• **Task prompt**: Can you find the lines of the listing that include "weaver" and copy every one?

• **Record set**:
■ ■ ■

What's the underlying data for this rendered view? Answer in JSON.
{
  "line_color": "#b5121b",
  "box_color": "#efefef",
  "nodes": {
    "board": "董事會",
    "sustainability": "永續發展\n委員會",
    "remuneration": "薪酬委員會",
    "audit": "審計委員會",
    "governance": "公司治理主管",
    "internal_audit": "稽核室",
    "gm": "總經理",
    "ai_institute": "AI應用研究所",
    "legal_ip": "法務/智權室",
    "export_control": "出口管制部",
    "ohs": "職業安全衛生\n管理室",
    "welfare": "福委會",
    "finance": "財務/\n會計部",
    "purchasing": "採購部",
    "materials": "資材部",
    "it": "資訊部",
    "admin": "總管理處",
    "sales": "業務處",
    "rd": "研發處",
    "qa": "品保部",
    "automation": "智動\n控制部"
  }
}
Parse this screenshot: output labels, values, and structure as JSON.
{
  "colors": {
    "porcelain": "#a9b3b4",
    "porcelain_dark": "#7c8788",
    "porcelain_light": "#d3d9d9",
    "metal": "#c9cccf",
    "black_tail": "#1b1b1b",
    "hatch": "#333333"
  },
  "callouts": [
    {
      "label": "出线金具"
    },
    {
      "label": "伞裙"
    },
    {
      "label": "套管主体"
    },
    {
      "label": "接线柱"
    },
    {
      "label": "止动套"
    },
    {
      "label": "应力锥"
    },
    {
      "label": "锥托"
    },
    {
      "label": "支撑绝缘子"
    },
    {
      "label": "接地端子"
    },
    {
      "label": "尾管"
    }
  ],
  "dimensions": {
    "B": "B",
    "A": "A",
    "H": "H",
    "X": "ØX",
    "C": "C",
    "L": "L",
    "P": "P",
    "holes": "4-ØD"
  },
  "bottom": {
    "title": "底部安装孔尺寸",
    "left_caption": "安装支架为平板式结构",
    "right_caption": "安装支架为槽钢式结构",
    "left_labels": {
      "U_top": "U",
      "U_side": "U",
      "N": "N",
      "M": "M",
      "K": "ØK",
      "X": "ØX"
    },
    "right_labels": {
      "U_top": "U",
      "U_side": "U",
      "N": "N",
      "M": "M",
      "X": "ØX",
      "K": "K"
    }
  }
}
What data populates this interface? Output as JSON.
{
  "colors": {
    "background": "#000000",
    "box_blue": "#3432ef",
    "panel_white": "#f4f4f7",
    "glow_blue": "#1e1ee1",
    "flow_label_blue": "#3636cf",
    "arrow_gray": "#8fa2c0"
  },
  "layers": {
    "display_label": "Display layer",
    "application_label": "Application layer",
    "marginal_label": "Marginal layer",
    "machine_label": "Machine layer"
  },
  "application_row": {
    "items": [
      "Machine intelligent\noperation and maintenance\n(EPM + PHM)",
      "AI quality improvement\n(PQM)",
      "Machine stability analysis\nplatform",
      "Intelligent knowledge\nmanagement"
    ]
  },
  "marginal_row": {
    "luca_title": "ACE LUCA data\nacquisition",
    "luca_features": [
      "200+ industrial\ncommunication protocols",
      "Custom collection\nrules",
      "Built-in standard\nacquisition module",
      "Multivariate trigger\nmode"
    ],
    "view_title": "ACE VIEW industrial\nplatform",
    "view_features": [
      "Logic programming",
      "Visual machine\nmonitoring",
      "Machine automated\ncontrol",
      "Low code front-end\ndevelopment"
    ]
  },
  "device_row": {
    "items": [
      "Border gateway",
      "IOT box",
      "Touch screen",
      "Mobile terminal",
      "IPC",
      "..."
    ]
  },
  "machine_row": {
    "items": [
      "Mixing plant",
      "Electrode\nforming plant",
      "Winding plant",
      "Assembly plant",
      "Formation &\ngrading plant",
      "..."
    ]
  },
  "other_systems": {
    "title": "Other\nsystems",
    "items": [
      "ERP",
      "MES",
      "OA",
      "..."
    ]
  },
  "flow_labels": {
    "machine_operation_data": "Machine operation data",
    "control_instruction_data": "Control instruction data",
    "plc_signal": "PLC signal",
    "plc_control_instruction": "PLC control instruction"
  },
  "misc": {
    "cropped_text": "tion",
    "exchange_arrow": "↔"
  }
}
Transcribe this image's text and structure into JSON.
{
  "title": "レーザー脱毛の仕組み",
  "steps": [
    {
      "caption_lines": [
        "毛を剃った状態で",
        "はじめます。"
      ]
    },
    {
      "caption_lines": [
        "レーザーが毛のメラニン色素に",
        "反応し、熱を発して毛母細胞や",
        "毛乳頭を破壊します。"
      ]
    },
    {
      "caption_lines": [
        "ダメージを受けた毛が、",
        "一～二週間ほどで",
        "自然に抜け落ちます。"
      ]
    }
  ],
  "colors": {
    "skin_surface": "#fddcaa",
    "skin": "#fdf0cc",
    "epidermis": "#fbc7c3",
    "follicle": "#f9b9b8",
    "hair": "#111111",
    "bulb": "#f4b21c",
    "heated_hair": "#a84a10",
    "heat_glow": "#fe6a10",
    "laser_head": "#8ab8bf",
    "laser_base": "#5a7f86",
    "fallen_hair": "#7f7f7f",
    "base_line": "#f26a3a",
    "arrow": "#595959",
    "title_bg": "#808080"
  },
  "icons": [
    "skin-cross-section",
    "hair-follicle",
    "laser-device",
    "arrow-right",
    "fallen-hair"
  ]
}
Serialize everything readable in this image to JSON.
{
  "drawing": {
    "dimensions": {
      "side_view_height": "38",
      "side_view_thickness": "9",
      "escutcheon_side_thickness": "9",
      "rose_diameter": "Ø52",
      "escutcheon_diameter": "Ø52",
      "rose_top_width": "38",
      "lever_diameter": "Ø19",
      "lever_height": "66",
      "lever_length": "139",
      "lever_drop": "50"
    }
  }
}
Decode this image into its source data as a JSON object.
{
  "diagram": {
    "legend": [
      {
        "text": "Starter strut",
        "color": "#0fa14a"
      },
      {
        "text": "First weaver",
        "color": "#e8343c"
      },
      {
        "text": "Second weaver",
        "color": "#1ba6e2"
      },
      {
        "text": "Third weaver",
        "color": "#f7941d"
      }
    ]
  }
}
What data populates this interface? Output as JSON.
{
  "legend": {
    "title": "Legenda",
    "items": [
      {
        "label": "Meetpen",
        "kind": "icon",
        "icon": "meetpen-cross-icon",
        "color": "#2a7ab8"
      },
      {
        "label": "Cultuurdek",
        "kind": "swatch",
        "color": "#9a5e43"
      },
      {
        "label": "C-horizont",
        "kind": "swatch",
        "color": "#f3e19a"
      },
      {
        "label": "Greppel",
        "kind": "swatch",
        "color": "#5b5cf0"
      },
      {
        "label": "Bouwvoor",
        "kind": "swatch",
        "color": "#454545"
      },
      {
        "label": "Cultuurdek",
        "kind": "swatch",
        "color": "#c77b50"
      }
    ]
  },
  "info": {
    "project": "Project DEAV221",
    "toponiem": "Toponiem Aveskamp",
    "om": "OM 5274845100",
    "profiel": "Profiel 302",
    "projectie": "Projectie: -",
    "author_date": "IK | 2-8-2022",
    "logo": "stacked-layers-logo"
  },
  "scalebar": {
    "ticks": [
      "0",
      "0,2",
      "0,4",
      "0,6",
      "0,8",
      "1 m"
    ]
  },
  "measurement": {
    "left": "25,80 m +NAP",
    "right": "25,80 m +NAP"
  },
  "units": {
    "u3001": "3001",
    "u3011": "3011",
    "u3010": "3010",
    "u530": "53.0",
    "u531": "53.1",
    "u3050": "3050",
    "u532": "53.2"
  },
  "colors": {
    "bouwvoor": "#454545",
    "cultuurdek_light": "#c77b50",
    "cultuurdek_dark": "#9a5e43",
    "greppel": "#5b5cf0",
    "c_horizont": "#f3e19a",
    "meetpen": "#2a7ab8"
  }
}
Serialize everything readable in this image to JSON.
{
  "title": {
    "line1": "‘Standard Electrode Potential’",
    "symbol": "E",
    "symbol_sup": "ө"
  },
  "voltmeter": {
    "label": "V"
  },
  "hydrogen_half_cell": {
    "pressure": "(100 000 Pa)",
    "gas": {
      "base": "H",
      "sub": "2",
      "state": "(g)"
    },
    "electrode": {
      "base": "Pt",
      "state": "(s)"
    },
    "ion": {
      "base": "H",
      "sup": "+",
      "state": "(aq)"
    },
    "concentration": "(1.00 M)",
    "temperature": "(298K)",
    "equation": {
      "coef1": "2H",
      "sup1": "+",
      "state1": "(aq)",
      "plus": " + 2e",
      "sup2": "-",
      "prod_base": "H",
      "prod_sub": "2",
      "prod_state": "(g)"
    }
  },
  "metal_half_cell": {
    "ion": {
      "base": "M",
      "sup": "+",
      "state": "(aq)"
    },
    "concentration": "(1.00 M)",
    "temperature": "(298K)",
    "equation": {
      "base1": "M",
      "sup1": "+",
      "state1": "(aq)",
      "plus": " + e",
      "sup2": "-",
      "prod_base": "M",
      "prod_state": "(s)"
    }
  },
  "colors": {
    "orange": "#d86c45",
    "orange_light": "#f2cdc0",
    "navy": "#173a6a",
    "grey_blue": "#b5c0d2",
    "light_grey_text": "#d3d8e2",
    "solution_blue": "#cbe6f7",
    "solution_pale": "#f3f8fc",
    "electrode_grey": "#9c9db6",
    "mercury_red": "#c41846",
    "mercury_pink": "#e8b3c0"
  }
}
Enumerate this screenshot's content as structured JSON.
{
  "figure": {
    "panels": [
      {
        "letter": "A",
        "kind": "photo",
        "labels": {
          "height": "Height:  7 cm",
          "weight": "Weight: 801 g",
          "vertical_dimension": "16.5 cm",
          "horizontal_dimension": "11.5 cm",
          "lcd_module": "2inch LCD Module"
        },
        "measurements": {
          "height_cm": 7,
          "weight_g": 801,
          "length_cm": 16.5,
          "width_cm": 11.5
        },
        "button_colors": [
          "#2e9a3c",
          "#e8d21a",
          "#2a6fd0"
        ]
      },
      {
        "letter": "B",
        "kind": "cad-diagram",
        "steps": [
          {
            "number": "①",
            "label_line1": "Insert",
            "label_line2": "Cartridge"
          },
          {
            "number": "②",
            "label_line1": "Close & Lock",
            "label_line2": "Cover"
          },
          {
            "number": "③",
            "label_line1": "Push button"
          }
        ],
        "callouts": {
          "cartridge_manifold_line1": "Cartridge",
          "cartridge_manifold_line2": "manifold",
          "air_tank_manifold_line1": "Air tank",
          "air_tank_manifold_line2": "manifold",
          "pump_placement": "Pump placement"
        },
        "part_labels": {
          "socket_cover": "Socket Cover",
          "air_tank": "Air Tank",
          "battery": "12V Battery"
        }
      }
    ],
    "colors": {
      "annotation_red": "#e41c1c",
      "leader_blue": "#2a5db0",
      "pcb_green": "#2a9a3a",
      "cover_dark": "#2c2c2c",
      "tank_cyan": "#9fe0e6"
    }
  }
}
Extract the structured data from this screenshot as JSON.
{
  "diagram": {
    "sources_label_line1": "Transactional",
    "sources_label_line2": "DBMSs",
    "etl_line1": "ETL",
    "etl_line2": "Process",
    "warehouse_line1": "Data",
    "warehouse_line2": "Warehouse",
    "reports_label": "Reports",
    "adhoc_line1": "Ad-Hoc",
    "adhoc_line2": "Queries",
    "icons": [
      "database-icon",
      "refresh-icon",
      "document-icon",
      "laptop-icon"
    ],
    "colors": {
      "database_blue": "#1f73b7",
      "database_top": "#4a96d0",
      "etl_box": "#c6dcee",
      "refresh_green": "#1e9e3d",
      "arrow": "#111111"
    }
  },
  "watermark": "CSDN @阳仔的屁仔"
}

■ ■ ■

• **Full response**:
        "text": "First weaver",
        "text": "Second weaver",
        "text": "Third weaver",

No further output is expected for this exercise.